» **What the task asks**: Reproduce all entries verbatim, with nothing added or dropped.

» **Provided data**:
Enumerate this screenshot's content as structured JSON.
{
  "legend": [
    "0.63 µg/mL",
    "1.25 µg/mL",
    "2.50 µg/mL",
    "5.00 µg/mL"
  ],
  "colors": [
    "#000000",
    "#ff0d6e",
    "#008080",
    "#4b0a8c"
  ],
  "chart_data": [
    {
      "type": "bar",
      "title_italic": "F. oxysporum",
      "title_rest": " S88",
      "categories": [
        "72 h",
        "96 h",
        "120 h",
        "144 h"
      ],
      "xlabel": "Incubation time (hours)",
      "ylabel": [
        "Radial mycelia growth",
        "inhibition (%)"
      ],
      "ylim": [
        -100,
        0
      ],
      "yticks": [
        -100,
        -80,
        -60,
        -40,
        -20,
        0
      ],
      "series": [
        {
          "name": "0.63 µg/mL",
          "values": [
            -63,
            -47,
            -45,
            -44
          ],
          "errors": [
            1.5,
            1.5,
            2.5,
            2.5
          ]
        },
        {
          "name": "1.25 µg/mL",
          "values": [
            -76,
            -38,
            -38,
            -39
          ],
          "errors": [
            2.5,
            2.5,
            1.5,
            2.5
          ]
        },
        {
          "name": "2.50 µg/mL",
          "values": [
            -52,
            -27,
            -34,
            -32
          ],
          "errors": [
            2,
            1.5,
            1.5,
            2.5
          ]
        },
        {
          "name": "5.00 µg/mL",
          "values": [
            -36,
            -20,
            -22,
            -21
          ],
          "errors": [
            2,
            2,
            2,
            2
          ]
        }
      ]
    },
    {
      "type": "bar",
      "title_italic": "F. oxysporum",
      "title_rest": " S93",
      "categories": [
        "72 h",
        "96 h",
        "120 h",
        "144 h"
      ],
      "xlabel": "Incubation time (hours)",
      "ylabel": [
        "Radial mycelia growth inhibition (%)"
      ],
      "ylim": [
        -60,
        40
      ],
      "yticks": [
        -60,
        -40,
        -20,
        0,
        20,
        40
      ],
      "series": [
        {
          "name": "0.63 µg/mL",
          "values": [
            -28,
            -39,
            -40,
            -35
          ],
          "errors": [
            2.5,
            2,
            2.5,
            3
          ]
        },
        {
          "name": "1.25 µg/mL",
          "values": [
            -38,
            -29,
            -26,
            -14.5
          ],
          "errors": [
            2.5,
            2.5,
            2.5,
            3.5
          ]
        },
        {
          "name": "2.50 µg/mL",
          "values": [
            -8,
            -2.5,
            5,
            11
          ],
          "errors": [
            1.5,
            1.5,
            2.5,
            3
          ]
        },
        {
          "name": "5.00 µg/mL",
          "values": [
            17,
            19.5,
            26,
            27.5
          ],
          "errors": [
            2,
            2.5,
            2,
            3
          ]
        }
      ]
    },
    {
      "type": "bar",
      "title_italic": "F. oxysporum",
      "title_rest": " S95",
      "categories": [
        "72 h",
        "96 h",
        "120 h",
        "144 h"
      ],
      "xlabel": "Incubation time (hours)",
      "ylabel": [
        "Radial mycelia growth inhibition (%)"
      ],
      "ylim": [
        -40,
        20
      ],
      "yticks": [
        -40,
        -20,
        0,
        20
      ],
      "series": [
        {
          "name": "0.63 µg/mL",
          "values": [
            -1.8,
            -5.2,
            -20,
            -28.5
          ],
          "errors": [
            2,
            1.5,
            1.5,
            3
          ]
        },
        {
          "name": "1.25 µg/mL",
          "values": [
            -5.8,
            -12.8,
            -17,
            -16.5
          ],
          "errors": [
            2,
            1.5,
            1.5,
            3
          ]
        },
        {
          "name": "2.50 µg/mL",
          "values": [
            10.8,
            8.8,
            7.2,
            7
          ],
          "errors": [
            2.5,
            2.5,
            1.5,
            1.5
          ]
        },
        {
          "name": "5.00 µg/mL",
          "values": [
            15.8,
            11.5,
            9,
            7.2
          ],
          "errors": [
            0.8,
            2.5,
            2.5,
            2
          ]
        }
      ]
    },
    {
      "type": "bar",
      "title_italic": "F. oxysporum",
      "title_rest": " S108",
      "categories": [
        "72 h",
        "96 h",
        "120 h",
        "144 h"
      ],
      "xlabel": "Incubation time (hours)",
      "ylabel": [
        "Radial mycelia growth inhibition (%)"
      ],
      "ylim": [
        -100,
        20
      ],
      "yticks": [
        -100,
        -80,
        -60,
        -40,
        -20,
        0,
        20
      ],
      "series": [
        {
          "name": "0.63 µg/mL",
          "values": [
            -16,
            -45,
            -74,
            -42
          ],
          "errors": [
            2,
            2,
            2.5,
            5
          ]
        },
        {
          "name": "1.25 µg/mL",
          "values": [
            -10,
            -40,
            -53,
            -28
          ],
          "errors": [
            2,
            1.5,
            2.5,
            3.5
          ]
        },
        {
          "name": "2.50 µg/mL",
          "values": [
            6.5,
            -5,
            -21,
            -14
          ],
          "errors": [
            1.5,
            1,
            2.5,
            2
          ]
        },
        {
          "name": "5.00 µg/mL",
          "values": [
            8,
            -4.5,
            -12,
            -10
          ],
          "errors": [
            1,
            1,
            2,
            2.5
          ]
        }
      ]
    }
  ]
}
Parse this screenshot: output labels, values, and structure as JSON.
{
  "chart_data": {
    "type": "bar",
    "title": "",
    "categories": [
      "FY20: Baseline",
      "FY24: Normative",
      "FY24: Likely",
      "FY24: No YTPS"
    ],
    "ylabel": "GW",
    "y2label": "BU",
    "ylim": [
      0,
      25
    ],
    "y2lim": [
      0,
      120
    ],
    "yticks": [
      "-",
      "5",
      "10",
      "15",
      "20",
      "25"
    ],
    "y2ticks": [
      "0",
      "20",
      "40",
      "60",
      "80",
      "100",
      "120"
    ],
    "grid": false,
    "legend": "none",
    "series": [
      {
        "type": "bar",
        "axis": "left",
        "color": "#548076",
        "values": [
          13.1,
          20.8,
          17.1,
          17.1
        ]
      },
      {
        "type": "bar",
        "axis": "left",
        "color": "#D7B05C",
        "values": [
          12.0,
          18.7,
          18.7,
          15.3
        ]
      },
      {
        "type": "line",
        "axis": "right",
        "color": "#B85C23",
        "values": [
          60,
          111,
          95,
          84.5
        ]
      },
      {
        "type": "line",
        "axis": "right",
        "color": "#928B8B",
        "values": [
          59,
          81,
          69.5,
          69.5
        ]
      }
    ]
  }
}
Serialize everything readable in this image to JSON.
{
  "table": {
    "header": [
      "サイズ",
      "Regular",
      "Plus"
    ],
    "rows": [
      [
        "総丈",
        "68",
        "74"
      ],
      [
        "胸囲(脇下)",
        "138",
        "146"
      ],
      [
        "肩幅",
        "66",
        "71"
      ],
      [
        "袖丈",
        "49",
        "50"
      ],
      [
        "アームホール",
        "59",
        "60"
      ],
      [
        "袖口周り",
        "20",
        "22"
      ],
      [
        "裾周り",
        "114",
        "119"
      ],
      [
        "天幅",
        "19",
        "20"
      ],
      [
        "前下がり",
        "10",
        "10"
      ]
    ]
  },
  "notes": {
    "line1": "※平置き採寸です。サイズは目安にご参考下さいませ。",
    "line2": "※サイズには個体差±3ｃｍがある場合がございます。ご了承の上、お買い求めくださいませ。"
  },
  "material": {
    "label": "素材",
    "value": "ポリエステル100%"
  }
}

» **Output**:
Enumerate this screenshot's content as structured JSON.
{
  "legend": [
    "0.63 µg/mL",
    "1.25 µg/mL",
    "2.50 µg/mL",
    "5.00 µg/mL"
  ],
  "colors": [
    "#000000",
    "#ff0d6e",
    "#008080",
    "#4b0a8c"
  ],
  "chart_data": [
    {
      "type": "bar",
      "title_italic": "F. oxysporum",
      "title_rest": " S88",
      "categories": [
        "72 h",
        "96 h",
        "120 h",
        "144 h"
      ],
      "xlabel": "Incubation time (hours)",
      "ylabel": [
        "Radial mycelia growth",
        "inhibition (%)"
      ],
      "ylim": [
        -100,
        0
      ],
      "yticks": [
        -100,
        -80,
        -60,
        -40,
        -20,
        0
      ],
      "series": [
        {
          "name": "0.63 µg/mL",
          "values": [
            -63,
            -47,
            -45,
            -44
          ],
          "errors": [
            1.5,
            1.5,
            2.5,
            2.5
          ]
        },
        {
          "name": "1.25 µg/mL",
          "values": [
            -76,
            -38,
            -38,
            -39
          ],
          "errors": [
            2.5,
            2.5,
            1.5,
            2.5
          ]
        },
        {
          "name": "2.50 µg/mL",
          "values": [
            -52,
            -27,
            -34,
            -32
          ],
          "errors": [
            2,
            1.5,
            1.5,
            2.5
          ]
        },
        {
          "name": "5.00 µg/mL",
          "values": [
            -36,
            -20,
            -22,
            -21
          ],
          "errors": [
            2,
            2,
            2,
            2
          ]
        }
      ]
    },
    {
      "type": "bar",
      "title_italic": "F. oxysporum",
      "title_rest": " S93",
      "categories": [
        "72 h",
        "96 h",
        "120 h",
        "144 h"
      ],
      "xlabel": "Incubation time (hours)",
      "ylabel": [
        "Radial mycelia growth inhibition (%)"
      ],
      "ylim": [
        -60,
        40
      ],
      "yticks": [
        -60,
        -40,
        -20,
        0,
        20,
        40
      ],
      "series": [
        {
          "name": "0.63 µg/mL",
          "values": [
            -28,
            -39,
            -40,
            -35
          ],
          "errors": [
            2.5,
            2,
            2.5,
            3
          ]
        },
        {
          "name": "1.25 µg/mL",
          "values": [
            -38,
            -29,
            -26,
            -14.5
          ],
          "errors": [
            2.5,
            2.5,
            2.5,
            3.5
          ]
        },
        {
          "name": "2.50 µg/mL",
          "values": [
            -8,
            -2.5,
            5,
            11
          ],
          "errors": [
            1.5,
            1.5,
            2.5,
            3
          ]
        },
        {
          "name": "5.00 µg/mL",
          "values": [
            17,
            19.5,
            26,
            27.5
          ],
          "errors": [
            2,
            2.5,
            2,
            3
          ]
        }
      ]
    },
    {
      "type": "bar",
      "title_italic": "F. oxysporum",
      "title_rest": " S95",
      "categories": [
        "72 h",
        "96 h",
        "120 h",
        "144 h"
      ],
      "xlabel": "Incubation time (hours)",
      "ylabel": [
        "Radial mycelia growth inhibition (%)"
      ],
      "ylim": [
        -40,
        20
      ],
      "yticks": [
        -40,
        -20,
        0,
        20
      ],
      "series": [
        {
          "name": "0.63 µg/mL",
          "values": [
            -1.8,
            -5.2,
            -20,
            -28.5
          ],
          "errors": [
            2,
            1.5,
            1.5,
            3
          ]
        },
        {
          "name": "1.25 µg/mL",
          "values": [
            -5.8,
            -12.8,
            -17,
            -16.5
          ],
          "errors": [
            2,
            1.5,
            1.5,
            3
          ]
        },
        {
          "name": "2.50 µg/mL",
          "values": [
            10.8,
            8.8,
            7.2,
            7
          ],
          "errors": [
            2.5,
            2.5,
            1.5,
            1.5
          ]
        },
        {
          "name": "5.00 µg/mL",
          "values": [
            15.8,
            11.5,
            9,
            7.2
          ],
          "errors": [
            0.8,
            2.5,
            2.5,
            2
          ]
        }
      ]
    },
    {
      "type": "bar",
      "title_italic": "F. oxysporum",
      "title_rest": " S108",
      "categories": [
        "72 h",
        "96 h",
        "120 h",
        "144 h"
      ],
      "xlabel": "Incubation time (hours)",
      "ylabel": [
        "Radial mycelia growth inhibition (%)"
      ],
      "ylim": [
        -100,
        20
      ],
      "yticks": [
        -100,
        -80,
        -60,
        -40,
        -20,
        0,
        20
      ],
      "series": [
        {
          "name": "0.63 µg/mL",
          "values": [
            -16,
            -45,
            -74,
            -42
          ],
          "errors": [
            2,
            2,
            2.5,
            5
          ]
        },
        {
          "name": "1.25 µg/mL",
          "values": [
            -10,
            -40,
            -53,
            -28
          ],
          "errors": [
            2,
            1.5,
            2.5,
            3.5
          ]
        },
        {
          "name": "2.50 µg/mL",
          "values": [
            6.5,
            -5,
            -21,
            -14
          ],
          "errors": [
            1.5,
            1,
            2.5,
            2
          ]
        },
        {
          "name": "5.00 µg/mL",
          "values": [
            8,
            -4.5,
            -12,
            -10
          ],
          "errors": [
            1,
            1,
            2,
            2.5
          ]
        }
      ]
    }
  ]
}
Parse this screenshot: output labels, values, and structure as JSON.
{
  "chart_data": {
    "type": "bar",
    "title": "",
    "categories": [
      "FY20: Baseline",
      "FY24: Normative",
      "FY24: Likely",
      "FY24: No YTPS"
    ],
    "ylabel": "GW",
    "y2label": "BU",
    "ylim": [
      0,
      25
    ],
    "y2lim": [
      0,
      120
    ],
    "yticks": [
      "-",
      "5",
      "10",
      "15",
      "20",
      "25"
    ],
    "y2ticks": [
      "0",
      "20",
      "40",
      "60",
      "80",
      "100",
      "120"
    ],
    "grid": false,
    "legend": "none",
    "series": [
      {
        "type": "bar",
        "axis": "left",
        "color": "#548076",
        "values": [
          13.1,
          20.8,
          17.1,
          17.1
        ]
      },
      {
        "type": "bar",
        "axis": "left",
        "color": "#D7B05C",
        "values": [
          12.0,
          18.7,
          18.7,
          15.3
        ]
      },
      {
        "type": "line",
        "axis": "right",
        "color": "#B85C23",
        "values": [
          60,
          111,
          95,
          84.5
        ]
      },
      {
        "type": "line",
        "axis": "right",
        "color": "#928B8B",
        "values": [
          59,
          81,
          69.5,
          69.5
        ]
      }
    ]
  }
}
Serialize everything readable in this image to JSON.
{
  "table": {
    "header": [
      "サイズ",
      "Regular",
      "Plus"
    ],
    "rows": [
      [
        "総丈",
        "68",
        "74"
      ],
      [
        "胸囲(脇下)",
        "138",
        "146"
      ],
      [
        "肩幅",
        "66",
        "71"
      ],
      [
        "袖丈",
        "49",
        "50"
      ],
      [
        "アームホール",
        "59",
        "60"
      ],
      [
        "袖口周り",
        "20",
        "22"
      ],
      [
        "裾周り",
        "114",
        "119"
      ],
      [
        "天幅",
        "19",
        "20"
      ],
      [
        "前下がり",
        "10",
        "10"
      ]
    ]
  },
  "notes": {
    "line1": "※平置き採寸です。サイズは目安にご参考下さいませ。",
    "line2": "※サイズには個体差±3ｃｍがある場合がございます。ご了承の上、お買い求めくださいませ。"
  },
  "material": {
    "label": "素材",
    "value": "ポリエステル100%"
  }
}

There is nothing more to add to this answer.